*Data listing*
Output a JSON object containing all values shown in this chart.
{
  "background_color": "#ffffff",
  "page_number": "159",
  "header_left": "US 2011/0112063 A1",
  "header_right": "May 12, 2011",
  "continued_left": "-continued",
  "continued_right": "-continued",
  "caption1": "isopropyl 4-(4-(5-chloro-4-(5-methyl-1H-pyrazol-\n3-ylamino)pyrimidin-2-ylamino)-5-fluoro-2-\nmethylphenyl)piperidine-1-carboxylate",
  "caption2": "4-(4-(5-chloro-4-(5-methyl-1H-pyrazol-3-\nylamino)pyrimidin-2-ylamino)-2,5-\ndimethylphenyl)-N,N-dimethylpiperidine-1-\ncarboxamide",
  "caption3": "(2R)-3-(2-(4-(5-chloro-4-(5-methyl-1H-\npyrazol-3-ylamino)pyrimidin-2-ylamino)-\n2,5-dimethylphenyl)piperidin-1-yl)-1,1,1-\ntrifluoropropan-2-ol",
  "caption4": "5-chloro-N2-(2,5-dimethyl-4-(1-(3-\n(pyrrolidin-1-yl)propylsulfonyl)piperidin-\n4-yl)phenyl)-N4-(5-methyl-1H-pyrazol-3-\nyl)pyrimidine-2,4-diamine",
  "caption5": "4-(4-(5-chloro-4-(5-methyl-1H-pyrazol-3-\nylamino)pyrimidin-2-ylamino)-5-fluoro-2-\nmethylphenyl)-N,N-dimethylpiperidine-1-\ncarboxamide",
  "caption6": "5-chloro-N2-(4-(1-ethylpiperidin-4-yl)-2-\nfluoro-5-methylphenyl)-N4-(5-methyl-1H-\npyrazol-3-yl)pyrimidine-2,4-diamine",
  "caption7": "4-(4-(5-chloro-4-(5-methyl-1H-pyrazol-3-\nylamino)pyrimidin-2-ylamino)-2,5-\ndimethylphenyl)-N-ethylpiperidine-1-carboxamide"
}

*Exercise aim*
Go through the listing above and list every line that has the word "nmethylphenyl".

*Output*
  "caption1": "isopropyl 4-(4-(5-chloro-4-(5-methyl-1H-pyrazol-\n3-ylamino)pyrimidin-2-ylamino)-5-fluoro-2-\nmethylphenyl)piperidine-1-carboxylate",
  "caption5": "4-(4-(5-chloro-4-(5-methyl-1H-pyrazol-3-\nylamino)pyrimidin-2-ylamino)-5-fluoro-2-\nmethylphenyl)-N,N-dimethylpiperidine-1-\ncarboxamide",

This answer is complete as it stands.